Write the records out again, keeping each line exactly as it is.

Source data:
━━━━━━━━
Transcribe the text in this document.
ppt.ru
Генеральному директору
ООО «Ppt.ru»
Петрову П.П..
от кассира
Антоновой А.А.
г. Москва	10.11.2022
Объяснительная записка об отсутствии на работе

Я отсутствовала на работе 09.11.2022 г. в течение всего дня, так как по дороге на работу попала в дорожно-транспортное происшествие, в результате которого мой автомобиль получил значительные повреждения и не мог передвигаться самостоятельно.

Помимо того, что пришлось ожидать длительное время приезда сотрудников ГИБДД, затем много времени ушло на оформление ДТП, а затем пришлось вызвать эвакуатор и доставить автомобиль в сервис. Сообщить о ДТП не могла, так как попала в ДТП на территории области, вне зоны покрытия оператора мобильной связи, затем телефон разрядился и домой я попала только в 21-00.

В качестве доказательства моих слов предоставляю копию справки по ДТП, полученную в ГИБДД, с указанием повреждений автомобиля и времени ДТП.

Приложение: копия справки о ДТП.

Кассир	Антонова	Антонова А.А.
━━━━━━━━
**OUTPUT BELOW:**
Transcribe the text in this document.
ppt.ru
Генеральному директору
ООО «Ppt.ru»
Петрову П.П..
от кассира
Антоновой А.А.
г. Москва	10.11.2022
Объяснительная записка об отсутствии на работе

Я отсутствовала на работе 09.11.2022 г. в течение всего дня, так как по дороге на работу попала в дорожно-транспортное происшествие, в результате которого мой автомобиль получил значительные повреждения и не мог передвигаться самостоятельно.

Помимо того, что пришлось ожидать длительное время приезда сотрудников ГИБДД, затем много времени ушло на оформление ДТП, а затем пришлось вызвать эвакуатор и доставить автомобиль в сервис. Сообщить о ДТП не могла, так как попала в ДТП на территории области, вне зоны покрытия оператора мобильной связи, затем телефон разрядился и домой я попала только в 21-00.

В качестве доказательства моих слов предоставляю копию справки по ДТП, полученную в ГИБДД, с указанием повреждений автомобиля и времени ДТП.

Приложение: копия справки о ДТП.

Кассир	Антонова	Антонова А.А.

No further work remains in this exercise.